→ **Texte fourni**
15      Ainsi, le sursis à exécution et les autres mesures provisoires peuvent être accordés par le juge des référés s’il est établi que leur octroi est justifié à première vue en fait et en droit (fumus boni juris) et qu’ils sont urgents, en ce sens qu’il est nécessaire, pour éviter un préjudice grave et irréparable aux intérêts de la partie qui les sollicite, qu’ils soient édictés et produisent leurs effets avant la décision au principal. Ces conditions sont cumulatives, de telle sorte que les demandes de mesures provisoires doivent être rejetées dès lors que l’une d’elles fait défaut. Le juge des référés procède également, le cas échéant, à la mise en balance des intérêts en présence (voir ordonnance du 2 mars 2016, Evonik Degussa/Commission, C‑162/15 P‑R, EU:C:2016:142, point 21 et jurisprudence citée).

16      Dans le cadre de cet examen d’ensemble, le juge des référés dispose d’un large pouvoir d’appréciation et reste libre de déterminer, au regard des particularités de l’espèce, la manière dont ces différentes conditions doivent être vérifiées ainsi que l’ordre de cet examen, dès lors qu’aucune règle de droit ne lui impose un schéma d’analyse préétabli pour apprécier la nécessité de statuer provisoirement [voir ordonnance du 19 juillet 2012, Akhras/Conseil, C‑110/12 P(R), non publiée, EU:C:2012:507, point 23 et jurisprudence citée].

17      Compte tenu des éléments du dossier, le juge des référés estime qu’il dispose de tous les éléments nécessaires pour statuer sur la présente demande en référé, sans qu’il soit utile de demander au Conseil la présentation d’observations écrites ou d’entendre, au préalable, les parties en leurs explications orales.

18      Dans les circonstances du cas d’espèce, il convient d’examiner d’abord si la condition relative à l’urgence est remplie.

19      Afin de vérifier si les mesures provisoires demandées sont urgentes, il convient de rappeler que la finalité de la procédure de référé est de garantir la pleine efficacité de la future décision définitive, afin d’éviter une lacune dans la protection juridique assurée par le juge de l’Union. Pour atteindre cet objectif, l’urgence doit s’apprécier au regard de la nécessité qu’il y a de statuer provisoirement afin d’éviter qu’un préjudice grave et irréparable ne soit occasionné à la partie qui sollicite la protection provisoire. Il appartient à cette partie d’apporter la preuve qu’elle ne saurait attendre l’issue de la procédure relative au recours au fond sans subir un préjudice grave et irréparable (voir ordonnance du 14 janvier 2016, AGC Glass Europe e.a./Commission, C‑517/15 P‑R, EU:C:2016:21, point 27 et jurisprudence citée).

→ **Consigne donnée 1**
Relevez toutes les ordonnances citées dans l'extrait sur la procédure de référé, avec pour chacune le nom de l'affaire et sa date.
→ **Consigne donnée 2**
Recopiez fidèlement le passage de l'extrait sur la procédure de référé qui commence par « 16      Dans le cadre » et se poursuit jusqu'à « et jurisprudence citée]. ».
Les entrées n'ont aucun rapport avec l'extrait sur la procédure de référé.

→ **Entrées fournies**
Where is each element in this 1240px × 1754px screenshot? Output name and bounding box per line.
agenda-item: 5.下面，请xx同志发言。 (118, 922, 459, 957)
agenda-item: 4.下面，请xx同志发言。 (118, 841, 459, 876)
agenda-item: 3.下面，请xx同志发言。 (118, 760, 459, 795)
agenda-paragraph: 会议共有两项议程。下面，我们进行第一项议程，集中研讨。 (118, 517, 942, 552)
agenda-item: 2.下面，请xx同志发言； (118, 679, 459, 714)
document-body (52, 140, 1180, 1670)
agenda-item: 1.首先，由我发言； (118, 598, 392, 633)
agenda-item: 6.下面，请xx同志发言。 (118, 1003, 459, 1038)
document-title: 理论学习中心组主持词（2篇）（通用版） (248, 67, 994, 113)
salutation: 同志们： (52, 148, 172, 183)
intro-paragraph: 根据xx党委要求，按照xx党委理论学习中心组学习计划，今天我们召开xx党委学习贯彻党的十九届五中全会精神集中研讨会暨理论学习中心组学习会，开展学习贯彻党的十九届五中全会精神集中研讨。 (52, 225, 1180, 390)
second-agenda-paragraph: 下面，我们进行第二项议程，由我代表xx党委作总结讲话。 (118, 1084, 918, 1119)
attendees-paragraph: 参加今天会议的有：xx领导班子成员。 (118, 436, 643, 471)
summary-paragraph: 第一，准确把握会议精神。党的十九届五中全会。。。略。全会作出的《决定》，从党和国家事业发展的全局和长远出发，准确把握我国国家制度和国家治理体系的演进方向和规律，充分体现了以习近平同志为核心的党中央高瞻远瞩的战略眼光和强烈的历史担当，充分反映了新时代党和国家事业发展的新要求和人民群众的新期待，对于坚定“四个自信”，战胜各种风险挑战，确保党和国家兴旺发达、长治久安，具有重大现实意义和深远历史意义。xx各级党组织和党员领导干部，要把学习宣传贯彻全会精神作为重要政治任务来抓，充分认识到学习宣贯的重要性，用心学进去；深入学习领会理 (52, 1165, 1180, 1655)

→ **Résultat de l'exercice 1**
- Evonik Degussa/Commission, ordonnance du 2 mars 2016
- Akhras/Conseil, ordonnance du 19 juillet 2012
- AGC Glass Europe e.a./Commission, ordonnance du 14 janvier 2016

→ **Résultat de l'exercice 2**
16      Dans le cadre de cet examen d’ensemble, le juge des référés dispose d’un large pouvoir d’appréciation et reste libre de déterminer, au regard des particularités de l’espèce, la manière dont ces différentes conditions doivent être vérifiées ainsi que l’ordre de cet examen, dès lors qu’aucune règle de droit ne lui impose un schéma d’analyse préétabli pour apprécier la nécessité de statuer provisoirement [voir ordonnance du 19 juillet 2012, Akhras/Conseil, C‑110/12 P(R), non publiée, EU:C:2012:507, point 23 et jurisprudence citée].